### Written request
Reproduce verbatim the passage of the mailing-list message about 64-bit XIDs in deleted nbtree pages, from "I'm glad that" up to and including "recycling deleted pages.".

## begin Page text

Re: 64-bit XIDs in deleted nbtree pages - Mailing list pgsql-hackers

From Peter Geoghegan
Subject Re: 64-bit XIDs in deleted nbtree pages
Date
Msg-id CAH2-WznpMJ6zJB9Oqx2itZEv060Wu3wtXqcSNDeANW_M9FK8ZQ@mail.gmail.com
Whole thread Raw
In response to Re: 64-bit XIDs in deleted nbtree pages  (Masahiko Sawada <sawada.mshk@gmail.com>)
Responses Re: 64-bit XIDs in deleted nbtree pages
Re: 64-bit XIDs in deleted nbtree pages
List pgsql-hackers
On Wed, Feb 10, 2021 at 2:20 AM Masahiko Sawada <sawada.mshk@gmail.com> wrote:
> Thank you for working on this!

I'm glad that I finally found time for it! It seems like it'll make
things easier elsewhere.

Attached is v3 of the index. I'll describe the changes I made in more
detail in my response to your points below.

> I agree that btm_oldest_btpo_xact will no longer be necessary in terms
> of recycling deleted pages.

Cool.

> Given that we can guarantee that deleted pages never be leaked by
> using 64-bit XID, I also think we don't need this value. We can do
> amvacuumcleanup only if the table receives enough insertions to update
> the statistics (i.g., vacuum_cleanup_index_scale_factor check). I
> think this is a more desirable behavior. Not skipping amvacuumcleanup
> if there is even one deleted page that we can recycle is very
> conservative.

## end Page text
## begin Records provided

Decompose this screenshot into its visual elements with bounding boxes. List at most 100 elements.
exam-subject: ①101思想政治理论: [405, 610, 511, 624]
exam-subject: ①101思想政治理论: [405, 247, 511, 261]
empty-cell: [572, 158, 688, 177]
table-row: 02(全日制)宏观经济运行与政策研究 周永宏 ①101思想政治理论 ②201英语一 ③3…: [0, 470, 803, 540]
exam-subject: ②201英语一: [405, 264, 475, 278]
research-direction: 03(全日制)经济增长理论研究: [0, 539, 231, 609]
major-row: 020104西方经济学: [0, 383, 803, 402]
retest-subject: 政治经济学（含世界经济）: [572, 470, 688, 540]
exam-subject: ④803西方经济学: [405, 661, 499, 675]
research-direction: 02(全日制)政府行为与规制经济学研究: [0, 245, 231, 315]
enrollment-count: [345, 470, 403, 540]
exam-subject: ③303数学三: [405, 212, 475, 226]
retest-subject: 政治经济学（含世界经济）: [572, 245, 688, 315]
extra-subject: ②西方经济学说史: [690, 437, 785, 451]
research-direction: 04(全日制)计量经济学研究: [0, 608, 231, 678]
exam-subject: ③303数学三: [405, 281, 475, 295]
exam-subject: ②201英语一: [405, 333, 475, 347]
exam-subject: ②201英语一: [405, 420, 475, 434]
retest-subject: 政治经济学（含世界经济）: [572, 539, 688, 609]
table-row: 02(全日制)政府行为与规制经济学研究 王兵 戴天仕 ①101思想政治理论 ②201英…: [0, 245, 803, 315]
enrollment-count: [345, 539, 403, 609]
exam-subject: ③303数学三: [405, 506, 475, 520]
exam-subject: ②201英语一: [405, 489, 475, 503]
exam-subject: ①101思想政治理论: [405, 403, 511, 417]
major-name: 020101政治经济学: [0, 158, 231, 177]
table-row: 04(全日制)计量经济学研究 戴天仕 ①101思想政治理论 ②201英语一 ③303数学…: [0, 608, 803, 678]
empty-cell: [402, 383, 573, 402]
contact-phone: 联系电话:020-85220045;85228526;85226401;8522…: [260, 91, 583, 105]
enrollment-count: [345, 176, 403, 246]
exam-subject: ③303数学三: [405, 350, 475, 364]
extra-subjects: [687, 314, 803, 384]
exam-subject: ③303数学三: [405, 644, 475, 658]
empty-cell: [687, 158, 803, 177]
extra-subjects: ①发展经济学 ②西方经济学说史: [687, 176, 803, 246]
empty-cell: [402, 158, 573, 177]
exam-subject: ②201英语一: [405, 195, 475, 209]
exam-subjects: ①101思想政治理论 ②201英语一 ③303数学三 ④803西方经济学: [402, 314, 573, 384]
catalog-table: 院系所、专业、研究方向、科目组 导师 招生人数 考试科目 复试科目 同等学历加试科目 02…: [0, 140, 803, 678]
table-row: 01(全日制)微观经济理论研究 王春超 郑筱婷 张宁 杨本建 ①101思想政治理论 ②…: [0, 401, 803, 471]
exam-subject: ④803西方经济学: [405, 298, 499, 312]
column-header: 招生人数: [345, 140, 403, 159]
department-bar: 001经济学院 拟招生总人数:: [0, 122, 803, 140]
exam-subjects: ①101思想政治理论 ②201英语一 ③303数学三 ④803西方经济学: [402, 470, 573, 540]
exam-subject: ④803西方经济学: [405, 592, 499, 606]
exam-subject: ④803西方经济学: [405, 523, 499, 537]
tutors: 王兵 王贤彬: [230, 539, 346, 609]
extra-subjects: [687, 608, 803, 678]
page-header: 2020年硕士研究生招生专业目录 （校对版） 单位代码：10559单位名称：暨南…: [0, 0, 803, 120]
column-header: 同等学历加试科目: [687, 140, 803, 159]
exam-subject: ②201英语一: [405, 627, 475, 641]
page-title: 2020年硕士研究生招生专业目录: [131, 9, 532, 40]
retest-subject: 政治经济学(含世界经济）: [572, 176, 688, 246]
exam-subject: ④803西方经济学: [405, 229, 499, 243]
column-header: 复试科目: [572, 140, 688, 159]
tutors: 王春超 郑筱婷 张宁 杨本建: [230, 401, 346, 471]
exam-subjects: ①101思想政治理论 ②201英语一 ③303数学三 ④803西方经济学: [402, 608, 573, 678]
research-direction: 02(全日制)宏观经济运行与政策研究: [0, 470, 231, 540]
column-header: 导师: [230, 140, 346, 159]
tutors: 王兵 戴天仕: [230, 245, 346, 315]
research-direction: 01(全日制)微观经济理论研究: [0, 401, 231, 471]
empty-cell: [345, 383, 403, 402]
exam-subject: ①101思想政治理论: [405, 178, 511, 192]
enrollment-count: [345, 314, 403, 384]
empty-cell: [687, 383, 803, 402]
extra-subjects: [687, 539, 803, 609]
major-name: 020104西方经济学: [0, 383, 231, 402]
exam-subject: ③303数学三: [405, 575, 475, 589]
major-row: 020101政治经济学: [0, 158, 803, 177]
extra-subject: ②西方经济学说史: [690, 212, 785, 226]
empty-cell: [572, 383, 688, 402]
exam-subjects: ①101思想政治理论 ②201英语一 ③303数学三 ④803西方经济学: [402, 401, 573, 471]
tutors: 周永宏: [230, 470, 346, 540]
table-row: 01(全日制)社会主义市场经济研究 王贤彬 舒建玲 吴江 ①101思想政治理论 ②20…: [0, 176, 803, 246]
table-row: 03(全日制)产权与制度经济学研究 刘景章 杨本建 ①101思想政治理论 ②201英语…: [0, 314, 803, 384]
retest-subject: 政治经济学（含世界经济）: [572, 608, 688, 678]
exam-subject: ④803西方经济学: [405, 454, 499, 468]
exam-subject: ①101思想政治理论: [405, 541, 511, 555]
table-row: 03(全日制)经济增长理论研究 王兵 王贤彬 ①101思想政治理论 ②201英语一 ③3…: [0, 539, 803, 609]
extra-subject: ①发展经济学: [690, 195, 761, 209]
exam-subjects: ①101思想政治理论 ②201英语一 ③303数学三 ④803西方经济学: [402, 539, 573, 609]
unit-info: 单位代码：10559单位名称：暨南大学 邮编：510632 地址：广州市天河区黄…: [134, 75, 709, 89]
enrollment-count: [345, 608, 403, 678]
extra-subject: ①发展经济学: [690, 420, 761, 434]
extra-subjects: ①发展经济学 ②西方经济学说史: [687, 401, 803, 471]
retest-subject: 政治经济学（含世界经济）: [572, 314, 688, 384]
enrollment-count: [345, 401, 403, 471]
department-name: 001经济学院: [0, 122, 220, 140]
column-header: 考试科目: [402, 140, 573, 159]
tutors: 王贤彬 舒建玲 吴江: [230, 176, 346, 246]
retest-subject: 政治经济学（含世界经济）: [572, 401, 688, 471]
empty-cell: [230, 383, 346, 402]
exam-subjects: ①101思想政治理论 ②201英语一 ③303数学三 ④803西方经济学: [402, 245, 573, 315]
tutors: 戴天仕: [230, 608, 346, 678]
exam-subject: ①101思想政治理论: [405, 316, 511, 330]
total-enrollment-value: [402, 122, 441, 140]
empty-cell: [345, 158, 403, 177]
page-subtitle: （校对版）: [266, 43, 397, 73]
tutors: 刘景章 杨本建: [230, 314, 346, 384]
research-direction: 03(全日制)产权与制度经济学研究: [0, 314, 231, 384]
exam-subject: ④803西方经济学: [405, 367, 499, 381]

## end Records provided

### Written response
I'm glad that I finally found time for it! It seems like it'll make
things easier elsewhere.

Attached is v3 of the index. I'll describe the changes I made in more
detail in my response to your points below.

> I agree that btm_oldest_btpo_xact will no longer be necessary in terms
> of recycling deleted pages.